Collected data
_ _ _

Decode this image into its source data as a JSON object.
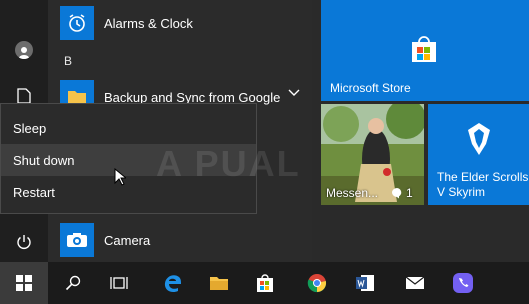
{
  "start_menu": {
    "section_letter": "B",
    "apps": [
      {
        "label": "Alarms & Clock",
        "icon": "clock-icon"
      },
      {
        "label": "Backup and Sync from Google",
        "icon": "folder-icon"
      },
      {
        "label": "Camera",
        "icon": "camera-icon"
      }
    ]
  },
  "power_menu": {
    "items": [
      {
        "label": "Sleep"
      },
      {
        "label": "Shut down"
      },
      {
        "label": "Restart"
      }
    ],
    "hovered": "Shut down"
  },
  "watermark": "A PUAL",
  "tiles": {
    "store": {
      "label": "Microsoft Store"
    },
    "messenger": {
      "label": "Messen...",
      "badge": "1"
    },
    "skyrim": {
      "label": "The Elder Scrolls V Skyrim"
    }
  },
  "colors": {
    "accent": "#0a78d7",
    "taskbar": "#1b1b1b",
    "menu_bg": "#2b2b2b"
  },
  "taskbar_icons": [
    "start-icon",
    "search-icon",
    "task-view-icon",
    "edge-icon",
    "file-explorer-icon",
    "store-icon",
    "chrome-icon",
    "word-icon",
    "mail-icon",
    "viber-icon"
  ]
}
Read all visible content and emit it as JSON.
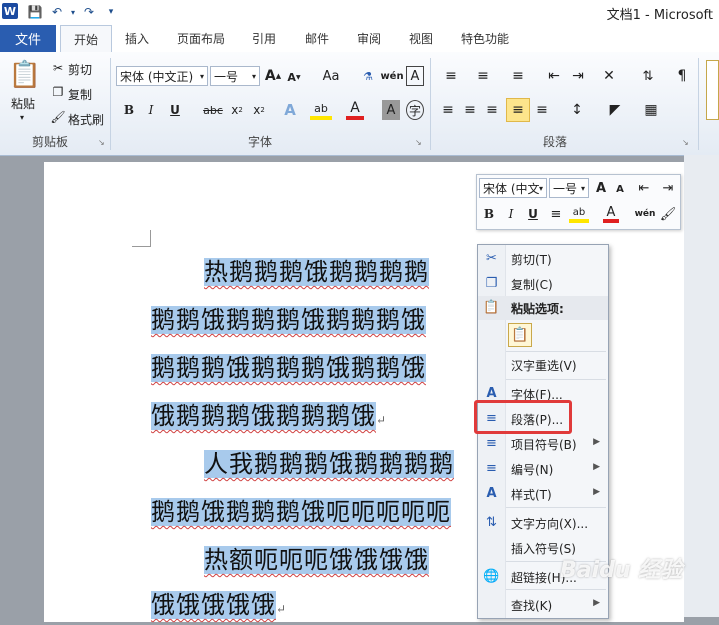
{
  "titlebar": {
    "title": "文档1 - Microsoft",
    "word_icon": "W"
  },
  "tabs": [
    "文件",
    "开始",
    "插入",
    "页面布局",
    "引用",
    "邮件",
    "审阅",
    "视图",
    "特色功能"
  ],
  "clipboard": {
    "paste": "粘贴",
    "cut": "剪切",
    "copy": "复制",
    "format_painter": "格式刷",
    "group": "剪贴板"
  },
  "font": {
    "name": "宋体 (中文正)",
    "size": "一号",
    "group": "字体"
  },
  "paragraph": {
    "group": "段落"
  },
  "mini_toolbar": {
    "font_name": "宋体 (中文",
    "font_size": "一号"
  },
  "document": {
    "lines": [
      "热鹅鹅鹅饿鹅鹅鹅鹅",
      "鹅鹅饿鹅鹅鹅饿鹅鹅鹅饿",
      "鹅鹅鹅饿鹅鹅鹅饿鹅鹅饿",
      "饿鹅鹅鹅饿鹅鹅鹅饿",
      "人我鹅鹅鹅饿鹅鹅鹅鹅",
      "鹅鹅饿鹅鹅鹅饿呃呃呃呃呃",
      "热额呃呃呃饿饿饿饿",
      "饿饿饿饿饿"
    ]
  },
  "context_menu": {
    "items": [
      "剪切(T)",
      "复制(C)",
      "粘贴选项:",
      "汉字重选(V)",
      "字体(F)...",
      "段落(P)...",
      "项目符号(B)",
      "编号(N)",
      "样式(T)",
      "文字方向(X)...",
      "插入符号(S)",
      "超链接(H)...",
      "查找(K)"
    ]
  },
  "watermark": "Baidu 经验",
  "colors": {
    "file_tab": "#2a5db0",
    "selection": "#a8caec",
    "highlight_border": "#e03a3a"
  }
}
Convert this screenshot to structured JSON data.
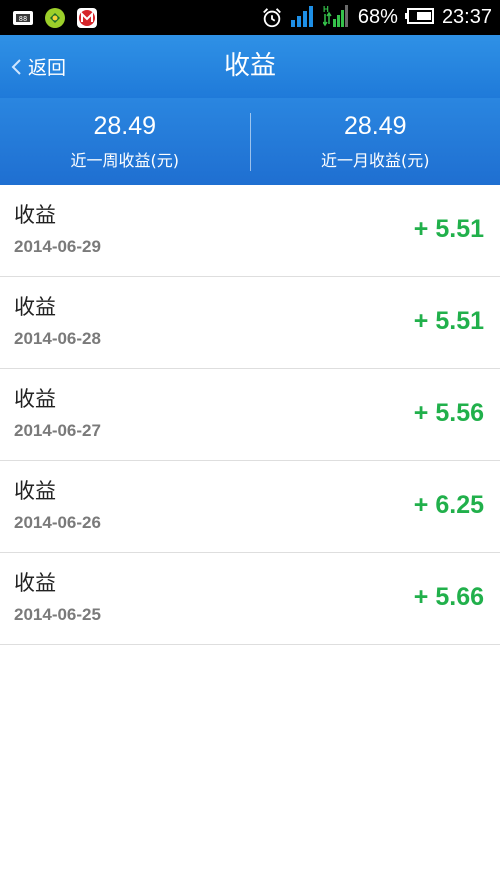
{
  "status_bar": {
    "battery_percent": "68%",
    "time": "23:37",
    "network_type": "H",
    "colors": {
      "signal_blue": "#1e8fe6",
      "signal_green": "#35c24a"
    }
  },
  "header": {
    "back_label": "返回",
    "title": "收益"
  },
  "summary": {
    "week": {
      "value": "28.49",
      "label": "近一周收益(元)"
    },
    "month": {
      "value": "28.49",
      "label": "近一月收益(元)"
    }
  },
  "earnings": [
    {
      "title": "收益",
      "date": "2014-06-29",
      "amount": "+ 5.51"
    },
    {
      "title": "收益",
      "date": "2014-06-28",
      "amount": "+ 5.51"
    },
    {
      "title": "收益",
      "date": "2014-06-27",
      "amount": "+ 5.56"
    },
    {
      "title": "收益",
      "date": "2014-06-26",
      "amount": "+ 6.25"
    },
    {
      "title": "收益",
      "date": "2014-06-25",
      "amount": "+ 5.66"
    }
  ],
  "colors": {
    "header_blue": "#2f91e6",
    "amount_green": "#21b04b"
  }
}
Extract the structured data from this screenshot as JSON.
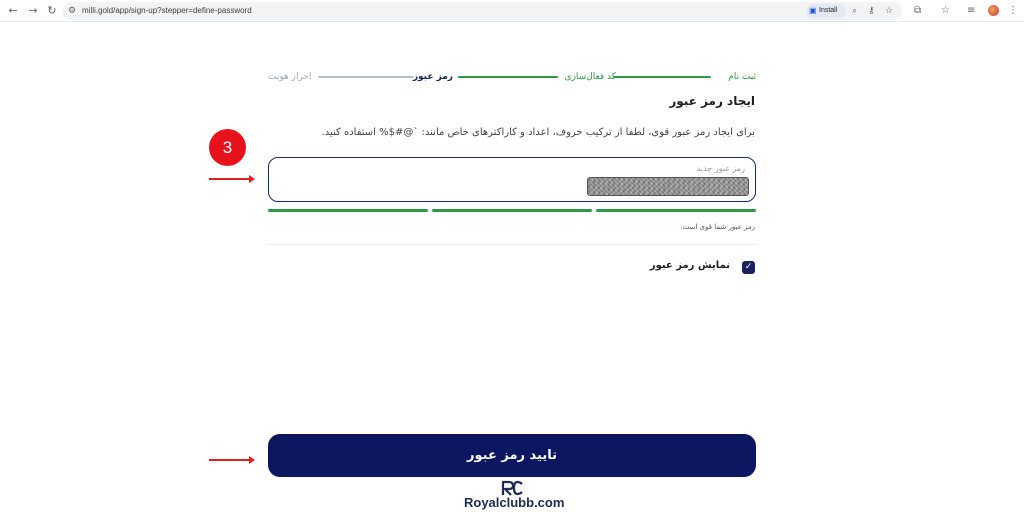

_ _ _

▶ _Exercise description_:
Reproduce every entry exactly, but omit each picture.

▶ _Right answer_:
Decode this image into its source data as a JSON object.
{
  "start_menu": {
    "section_letter": "B",
    "apps": [
      {
        "label": "Alarms & Clock",
        "icon": "clock-icon"
      },
      {
        "label": "Backup and Sync from Google",
        "icon": "folder-icon"
      },
      {
        "label": "Camera",
        "icon": "camera-icon"
      }
    ]
  },
  "power_menu": {
    "items": [
      {
        "label": "Sleep"
      },
      {
        "label": "Shut down"
      },
      {
        "label": "Restart"
      }
    ],
    "hovered": "Shut down"
  },
  "watermark": "A PUAL",
  "tiles": {
    "store": {
      "label": "Microsoft Store"
    },
    "messenger": {
      "label": "Messen...",
      "badge": "1"
    },
    "skyrim": {
      "label": "The Elder Scrolls V Skyrim"
    }
  },
  "colors": {
    "accent": "#0a78d7",
    "taskbar": "#1b1b1b",
    "menu_bg": "#2b2b2b"
  },
  "taskbar_icons": [
    "start-icon",
    "search-icon",
    "task-view-icon",
    "edge-icon",
    "file-explorer-icon",
    "store-icon",
    "chrome-icon",
    "word-icon",
    "mail-icon",
    "viber-icon"
  ]
}
Read all visible content and emit it as JSON.
{
  "titlebar": {
    "title": "文档1 - Microsoft",
    "word_icon": "W"
  },
  "tabs": [
    "文件",
    "开始",
    "插入",
    "页面布局",
    "引用",
    "邮件",
    "审阅",
    "视图",
    "特色功能"
  ],
  "clipboard": {
    "paste": "粘贴",
    "cut": "剪切",
    "copy": "复制",
    "format_painter": "格式刷",
    "group": "剪贴板"
  },
  "font": {
    "name": "宋体 (中文正)",
    "size": "一号",
    "group": "字体"
  },
  "paragraph": {
    "group": "段落"
  },
  "mini_toolbar": {
    "font_name": "宋体 (中文",
    "font_size": "一号"
  },
  "document": {
    "lines": [
      "热鹅鹅鹅饿鹅鹅鹅鹅",
      "鹅鹅饿鹅鹅鹅饿鹅鹅鹅饿",
      "鹅鹅鹅饿鹅鹅鹅饿鹅鹅饿",
      "饿鹅鹅鹅饿鹅鹅鹅饿",
      "人我鹅鹅鹅饿鹅鹅鹅鹅",
      "鹅鹅饿鹅鹅鹅饿呃呃呃呃呃",
      "热额呃呃呃饿饿饿饿",
      "饿饿饿饿饿"
    ]
  },
  "context_menu": {
    "items": [
      "剪切(T)",
      "复制(C)",
      "粘贴选项:",
      "汉字重选(V)",
      "字体(F)...",
      "段落(P)...",
      "项目符号(B)",
      "编号(N)",
      "样式(T)",
      "文字方向(X)...",
      "插入符号(S)",
      "超链接(H)...",
      "查找(K)"
    ]
  },
  "watermark": "Baidu 经验",
  "colors": {
    "file_tab": "#2a5db0",
    "selection": "#a8caec",
    "highlight_border": "#e03a3a"
  }
}
Convert this screenshot to structured JSON data.
{
  "status_bar": {
    "battery_percent": "68%",
    "time": "23:37",
    "network_type": "H",
    "colors": {
      "signal_blue": "#1e8fe6",
      "signal_green": "#35c24a"
    }
  },
  "header": {
    "back_label": "返回",
    "title": "收益"
  },
  "summary": {
    "week": {
      "value": "28.49",
      "label": "近一周收益(元)"
    },
    "month": {
      "value": "28.49",
      "label": "近一月收益(元)"
    }
  },
  "earnings": [
    {
      "title": "收益",
      "date": "2014-06-29",
      "amount": "+ 5.51"
    },
    {
      "title": "收益",
      "date": "2014-06-28",
      "amount": "+ 5.51"
    },
    {
      "title": "收益",
      "date": "2014-06-27",
      "amount": "+ 5.56"
    },
    {
      "title": "收益",
      "date": "2014-06-26",
      "amount": "+ 6.25"
    },
    {
      "title": "收益",
      "date": "2014-06-25",
      "amount": "+ 5.66"
    }
  ],
  "colors": {
    "header_blue": "#2f91e6",
    "amount_green": "#21b04b"
  }
}
Extract the structured data from this screenshot as JSON.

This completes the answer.